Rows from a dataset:
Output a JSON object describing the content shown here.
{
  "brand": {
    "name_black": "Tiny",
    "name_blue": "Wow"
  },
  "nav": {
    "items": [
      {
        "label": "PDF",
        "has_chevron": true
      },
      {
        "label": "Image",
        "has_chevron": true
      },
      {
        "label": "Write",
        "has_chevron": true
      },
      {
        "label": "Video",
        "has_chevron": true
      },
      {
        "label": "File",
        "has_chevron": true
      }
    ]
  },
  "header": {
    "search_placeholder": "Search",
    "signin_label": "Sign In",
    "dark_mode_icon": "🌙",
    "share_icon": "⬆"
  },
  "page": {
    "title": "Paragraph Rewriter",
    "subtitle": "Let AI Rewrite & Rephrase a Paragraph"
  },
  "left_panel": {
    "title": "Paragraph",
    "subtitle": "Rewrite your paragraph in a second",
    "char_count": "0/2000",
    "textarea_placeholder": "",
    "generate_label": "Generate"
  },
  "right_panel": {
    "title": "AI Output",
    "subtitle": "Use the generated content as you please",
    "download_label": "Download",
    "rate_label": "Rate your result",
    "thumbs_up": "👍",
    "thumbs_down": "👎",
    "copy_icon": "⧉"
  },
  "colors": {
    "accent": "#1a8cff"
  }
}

> _YOUR TASK_:
Using the exact wording, write out all of the records.

> _EXERCISE ANSWER_:
Output a JSON object describing the content shown here.
{
  "brand": {
    "name_black": "Tiny",
    "name_blue": "Wow"
  },
  "nav": {
    "items": [
      {
        "label": "PDF",
        "has_chevron": true
      },
      {
        "label": "Image",
        "has_chevron": true
      },
      {
        "label": "Write",
        "has_chevron": true
      },
      {
        "label": "Video",
        "has_chevron": true
      },
      {
        "label": "File",
        "has_chevron": true
      }
    ]
  },
  "header": {
    "search_placeholder": "Search",
    "signin_label": "Sign In",
    "dark_mode_icon": "🌙",
    "share_icon": "⬆"
  },
  "page": {
    "title": "Paragraph Rewriter",
    "subtitle": "Let AI Rewrite & Rephrase a Paragraph"
  },
  "left_panel": {
    "title": "Paragraph",
    "subtitle": "Rewrite your paragraph in a second",
    "char_count": "0/2000",
    "textarea_placeholder": "",
    "generate_label": "Generate"
  },
  "right_panel": {
    "title": "AI Output",
    "subtitle": "Use the generated content as you please",
    "download_label": "Download",
    "rate_label": "Rate your result",
    "thumbs_up": "👍",
    "thumbs_down": "👎",
    "copy_icon": "⧉"
  },
  "colors": {
    "accent": "#1a8cff"
  }
}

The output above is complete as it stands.